Exercise directions:
Select each line where the word "ribbon" appears.

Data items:
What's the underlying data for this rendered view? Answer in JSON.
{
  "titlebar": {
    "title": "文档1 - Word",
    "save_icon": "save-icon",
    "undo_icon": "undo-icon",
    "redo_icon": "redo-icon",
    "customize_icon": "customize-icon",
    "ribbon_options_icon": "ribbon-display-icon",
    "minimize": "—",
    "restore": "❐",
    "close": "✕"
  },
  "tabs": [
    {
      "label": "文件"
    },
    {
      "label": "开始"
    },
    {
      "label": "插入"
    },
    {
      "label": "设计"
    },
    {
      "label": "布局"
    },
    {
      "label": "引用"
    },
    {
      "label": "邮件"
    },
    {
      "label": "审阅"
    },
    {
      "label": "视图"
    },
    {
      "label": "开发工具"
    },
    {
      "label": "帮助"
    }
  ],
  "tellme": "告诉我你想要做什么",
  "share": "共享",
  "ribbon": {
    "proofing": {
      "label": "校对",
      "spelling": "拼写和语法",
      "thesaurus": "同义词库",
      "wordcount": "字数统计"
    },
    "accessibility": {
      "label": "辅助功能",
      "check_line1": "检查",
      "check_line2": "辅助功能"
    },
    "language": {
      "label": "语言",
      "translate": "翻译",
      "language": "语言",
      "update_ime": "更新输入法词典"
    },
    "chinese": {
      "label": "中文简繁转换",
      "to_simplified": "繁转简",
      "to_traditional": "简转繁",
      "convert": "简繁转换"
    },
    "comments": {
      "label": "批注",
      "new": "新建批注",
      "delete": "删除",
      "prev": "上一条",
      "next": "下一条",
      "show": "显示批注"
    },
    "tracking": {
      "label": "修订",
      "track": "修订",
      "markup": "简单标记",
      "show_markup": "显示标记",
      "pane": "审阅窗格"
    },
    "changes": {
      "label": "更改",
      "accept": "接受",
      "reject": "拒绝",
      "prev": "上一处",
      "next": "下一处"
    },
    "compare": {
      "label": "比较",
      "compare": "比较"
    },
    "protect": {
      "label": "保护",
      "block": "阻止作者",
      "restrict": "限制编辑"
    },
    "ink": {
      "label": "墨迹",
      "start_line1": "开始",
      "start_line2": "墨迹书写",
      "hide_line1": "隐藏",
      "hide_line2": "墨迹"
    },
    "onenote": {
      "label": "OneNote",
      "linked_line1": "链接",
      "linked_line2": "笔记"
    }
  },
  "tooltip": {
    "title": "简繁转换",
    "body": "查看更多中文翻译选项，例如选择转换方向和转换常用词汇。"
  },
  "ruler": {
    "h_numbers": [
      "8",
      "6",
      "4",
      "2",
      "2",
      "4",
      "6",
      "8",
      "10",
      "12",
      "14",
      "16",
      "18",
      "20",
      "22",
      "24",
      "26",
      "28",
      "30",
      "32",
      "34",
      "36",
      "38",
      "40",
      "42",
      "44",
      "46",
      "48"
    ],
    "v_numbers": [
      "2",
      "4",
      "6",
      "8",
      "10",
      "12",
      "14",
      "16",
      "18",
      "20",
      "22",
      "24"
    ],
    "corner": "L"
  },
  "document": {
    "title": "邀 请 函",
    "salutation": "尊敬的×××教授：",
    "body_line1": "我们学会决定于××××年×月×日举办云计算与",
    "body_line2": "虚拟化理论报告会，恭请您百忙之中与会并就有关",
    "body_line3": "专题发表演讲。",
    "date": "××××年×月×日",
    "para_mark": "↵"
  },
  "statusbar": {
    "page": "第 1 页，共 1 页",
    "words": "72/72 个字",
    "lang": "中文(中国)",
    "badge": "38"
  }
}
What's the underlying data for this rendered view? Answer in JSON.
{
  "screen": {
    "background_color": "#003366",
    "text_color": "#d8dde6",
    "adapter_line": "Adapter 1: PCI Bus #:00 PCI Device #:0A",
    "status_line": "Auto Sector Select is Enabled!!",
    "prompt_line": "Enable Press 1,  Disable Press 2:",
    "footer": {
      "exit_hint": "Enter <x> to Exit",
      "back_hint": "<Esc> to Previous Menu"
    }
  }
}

Result of the task:
    "ribbon_options_icon": "ribbon-display-icon",
  "ribbon": {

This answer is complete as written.